== EXTRACTED MATERIAL
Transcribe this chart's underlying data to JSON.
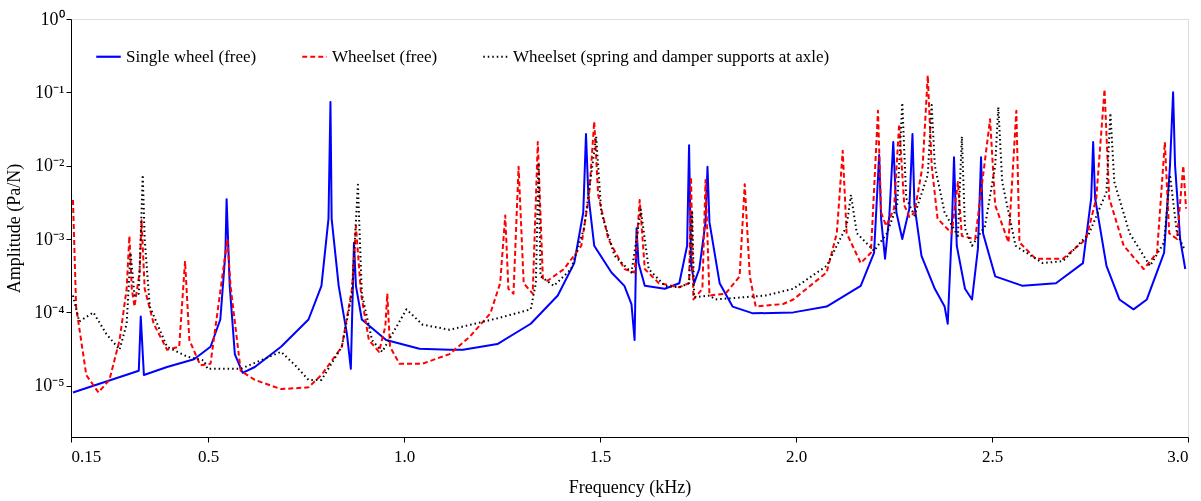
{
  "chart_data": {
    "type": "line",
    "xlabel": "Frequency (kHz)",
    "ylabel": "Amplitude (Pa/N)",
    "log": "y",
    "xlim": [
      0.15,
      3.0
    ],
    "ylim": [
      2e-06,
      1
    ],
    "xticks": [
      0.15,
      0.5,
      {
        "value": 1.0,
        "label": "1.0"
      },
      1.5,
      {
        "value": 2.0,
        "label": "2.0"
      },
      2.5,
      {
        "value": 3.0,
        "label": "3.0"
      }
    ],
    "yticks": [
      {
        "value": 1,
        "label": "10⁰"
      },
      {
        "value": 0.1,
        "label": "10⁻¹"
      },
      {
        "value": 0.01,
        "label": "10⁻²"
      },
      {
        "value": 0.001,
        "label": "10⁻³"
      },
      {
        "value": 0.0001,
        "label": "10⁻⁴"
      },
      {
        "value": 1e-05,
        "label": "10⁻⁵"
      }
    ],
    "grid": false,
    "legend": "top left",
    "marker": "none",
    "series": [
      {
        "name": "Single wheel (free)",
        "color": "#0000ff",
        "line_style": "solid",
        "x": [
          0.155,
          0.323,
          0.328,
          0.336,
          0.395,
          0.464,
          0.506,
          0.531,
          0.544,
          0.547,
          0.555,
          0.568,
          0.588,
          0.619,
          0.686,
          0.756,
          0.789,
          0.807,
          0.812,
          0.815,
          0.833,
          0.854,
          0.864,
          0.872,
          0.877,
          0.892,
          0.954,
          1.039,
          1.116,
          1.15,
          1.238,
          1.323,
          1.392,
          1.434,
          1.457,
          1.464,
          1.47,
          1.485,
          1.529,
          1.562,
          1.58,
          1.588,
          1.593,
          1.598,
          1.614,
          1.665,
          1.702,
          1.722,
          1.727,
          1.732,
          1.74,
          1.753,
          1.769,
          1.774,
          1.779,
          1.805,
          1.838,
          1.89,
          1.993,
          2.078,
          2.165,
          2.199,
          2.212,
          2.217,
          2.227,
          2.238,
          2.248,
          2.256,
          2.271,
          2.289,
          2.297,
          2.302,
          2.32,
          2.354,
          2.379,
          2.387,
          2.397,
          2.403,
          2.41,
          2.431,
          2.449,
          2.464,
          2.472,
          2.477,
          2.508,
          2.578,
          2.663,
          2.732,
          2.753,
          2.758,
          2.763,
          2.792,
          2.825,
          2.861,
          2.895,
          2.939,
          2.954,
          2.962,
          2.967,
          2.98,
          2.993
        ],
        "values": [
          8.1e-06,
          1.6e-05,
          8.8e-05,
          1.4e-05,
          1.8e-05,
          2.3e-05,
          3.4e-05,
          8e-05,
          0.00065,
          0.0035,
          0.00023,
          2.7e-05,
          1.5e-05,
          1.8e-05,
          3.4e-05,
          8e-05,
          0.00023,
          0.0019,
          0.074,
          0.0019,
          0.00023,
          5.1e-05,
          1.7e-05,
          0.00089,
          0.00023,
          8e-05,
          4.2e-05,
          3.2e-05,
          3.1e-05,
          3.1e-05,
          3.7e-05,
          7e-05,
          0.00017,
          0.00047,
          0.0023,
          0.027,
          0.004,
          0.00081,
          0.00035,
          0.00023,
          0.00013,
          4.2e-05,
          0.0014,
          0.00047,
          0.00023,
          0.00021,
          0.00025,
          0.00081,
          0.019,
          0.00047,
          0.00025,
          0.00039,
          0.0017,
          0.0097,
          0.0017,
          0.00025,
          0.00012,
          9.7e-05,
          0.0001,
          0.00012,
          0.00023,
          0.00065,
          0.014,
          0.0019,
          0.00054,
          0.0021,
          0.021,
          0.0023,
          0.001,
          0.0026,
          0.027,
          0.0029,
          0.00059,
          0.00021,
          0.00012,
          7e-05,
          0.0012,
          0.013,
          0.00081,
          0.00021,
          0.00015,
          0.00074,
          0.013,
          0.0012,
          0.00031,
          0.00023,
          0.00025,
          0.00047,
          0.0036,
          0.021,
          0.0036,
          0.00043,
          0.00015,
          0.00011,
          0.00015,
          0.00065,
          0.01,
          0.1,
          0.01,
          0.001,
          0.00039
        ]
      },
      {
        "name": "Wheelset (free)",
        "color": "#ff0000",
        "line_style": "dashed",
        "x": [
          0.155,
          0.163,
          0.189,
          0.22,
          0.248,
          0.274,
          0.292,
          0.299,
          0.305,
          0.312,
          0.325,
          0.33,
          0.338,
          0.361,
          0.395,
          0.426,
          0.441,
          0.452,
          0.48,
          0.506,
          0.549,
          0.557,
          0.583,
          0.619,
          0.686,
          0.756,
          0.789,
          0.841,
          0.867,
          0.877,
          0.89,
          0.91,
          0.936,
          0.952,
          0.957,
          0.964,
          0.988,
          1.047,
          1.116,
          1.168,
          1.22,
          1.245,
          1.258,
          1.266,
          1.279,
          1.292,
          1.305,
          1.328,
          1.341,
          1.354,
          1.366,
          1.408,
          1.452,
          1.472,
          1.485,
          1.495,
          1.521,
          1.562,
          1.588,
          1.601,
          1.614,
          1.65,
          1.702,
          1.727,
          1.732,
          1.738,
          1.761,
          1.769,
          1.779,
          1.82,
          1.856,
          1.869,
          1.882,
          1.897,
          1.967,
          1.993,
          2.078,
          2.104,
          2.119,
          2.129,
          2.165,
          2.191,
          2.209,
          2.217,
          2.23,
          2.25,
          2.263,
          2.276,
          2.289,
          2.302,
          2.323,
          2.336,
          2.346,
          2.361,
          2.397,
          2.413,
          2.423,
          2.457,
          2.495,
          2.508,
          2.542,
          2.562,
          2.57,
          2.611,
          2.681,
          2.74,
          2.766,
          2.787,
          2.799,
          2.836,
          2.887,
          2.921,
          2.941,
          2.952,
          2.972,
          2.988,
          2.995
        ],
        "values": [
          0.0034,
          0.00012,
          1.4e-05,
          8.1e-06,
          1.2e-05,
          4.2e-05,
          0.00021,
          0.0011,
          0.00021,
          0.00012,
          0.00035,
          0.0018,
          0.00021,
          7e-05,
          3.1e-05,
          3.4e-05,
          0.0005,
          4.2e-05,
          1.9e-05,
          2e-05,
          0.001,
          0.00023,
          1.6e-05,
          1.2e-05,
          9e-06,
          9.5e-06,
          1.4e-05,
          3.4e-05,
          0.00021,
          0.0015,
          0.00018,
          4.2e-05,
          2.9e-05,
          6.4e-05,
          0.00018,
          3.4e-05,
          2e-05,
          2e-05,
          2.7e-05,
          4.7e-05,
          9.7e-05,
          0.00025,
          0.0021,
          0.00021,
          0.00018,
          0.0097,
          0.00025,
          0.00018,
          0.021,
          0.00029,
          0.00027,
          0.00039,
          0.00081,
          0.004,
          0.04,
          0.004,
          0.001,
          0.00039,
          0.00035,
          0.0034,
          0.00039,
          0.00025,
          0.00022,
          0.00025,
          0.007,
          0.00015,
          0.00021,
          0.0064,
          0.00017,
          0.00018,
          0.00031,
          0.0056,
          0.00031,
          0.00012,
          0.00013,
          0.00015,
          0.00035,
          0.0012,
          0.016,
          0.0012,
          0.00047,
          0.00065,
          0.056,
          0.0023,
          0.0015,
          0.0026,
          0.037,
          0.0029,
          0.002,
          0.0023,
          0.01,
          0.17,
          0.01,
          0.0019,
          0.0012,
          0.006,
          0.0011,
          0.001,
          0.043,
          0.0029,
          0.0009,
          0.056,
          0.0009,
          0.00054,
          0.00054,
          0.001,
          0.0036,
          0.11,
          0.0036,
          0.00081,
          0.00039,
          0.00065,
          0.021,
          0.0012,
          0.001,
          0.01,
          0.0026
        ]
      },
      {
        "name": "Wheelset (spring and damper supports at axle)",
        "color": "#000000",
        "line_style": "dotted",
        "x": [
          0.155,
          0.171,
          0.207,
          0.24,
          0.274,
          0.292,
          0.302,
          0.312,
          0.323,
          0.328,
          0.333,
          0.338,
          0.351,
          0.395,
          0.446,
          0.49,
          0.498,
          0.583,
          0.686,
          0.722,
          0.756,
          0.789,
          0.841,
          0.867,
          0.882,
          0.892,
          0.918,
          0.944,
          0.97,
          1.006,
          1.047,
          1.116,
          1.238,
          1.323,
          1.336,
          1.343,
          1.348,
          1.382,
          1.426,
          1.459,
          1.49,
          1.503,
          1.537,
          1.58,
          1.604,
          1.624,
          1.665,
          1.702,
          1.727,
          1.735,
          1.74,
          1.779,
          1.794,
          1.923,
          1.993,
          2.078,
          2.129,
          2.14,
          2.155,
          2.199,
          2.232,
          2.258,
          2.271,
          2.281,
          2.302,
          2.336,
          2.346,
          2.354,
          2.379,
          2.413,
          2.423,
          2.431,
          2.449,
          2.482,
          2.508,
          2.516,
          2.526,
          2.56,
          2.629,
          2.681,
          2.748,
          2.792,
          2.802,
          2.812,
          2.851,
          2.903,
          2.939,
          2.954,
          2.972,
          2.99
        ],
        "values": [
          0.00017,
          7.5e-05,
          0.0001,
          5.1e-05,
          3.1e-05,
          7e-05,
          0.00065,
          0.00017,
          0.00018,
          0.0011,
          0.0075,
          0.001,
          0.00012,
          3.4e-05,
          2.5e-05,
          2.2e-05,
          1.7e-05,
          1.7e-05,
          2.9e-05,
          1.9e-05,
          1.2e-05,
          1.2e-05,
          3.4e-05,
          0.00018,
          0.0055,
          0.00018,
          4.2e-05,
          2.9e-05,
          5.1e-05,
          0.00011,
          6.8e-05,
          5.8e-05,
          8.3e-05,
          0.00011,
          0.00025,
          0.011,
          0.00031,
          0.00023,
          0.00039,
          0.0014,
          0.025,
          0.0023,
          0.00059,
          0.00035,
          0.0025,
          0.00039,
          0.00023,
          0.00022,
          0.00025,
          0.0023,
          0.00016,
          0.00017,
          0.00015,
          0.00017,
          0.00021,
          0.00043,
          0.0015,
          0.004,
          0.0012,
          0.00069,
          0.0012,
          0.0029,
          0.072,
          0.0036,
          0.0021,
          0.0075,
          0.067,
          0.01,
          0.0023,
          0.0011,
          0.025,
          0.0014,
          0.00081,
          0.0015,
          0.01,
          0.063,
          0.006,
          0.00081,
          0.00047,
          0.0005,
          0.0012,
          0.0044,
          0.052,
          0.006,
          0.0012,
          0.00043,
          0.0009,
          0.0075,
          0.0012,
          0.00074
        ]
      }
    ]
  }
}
====
■ REQUIREMENTS: Copy out each line of the records that holds the string "free".

■ THE ANSWER:
        "name": "Single wheel (free)",
        "name": "Wheelset (free)",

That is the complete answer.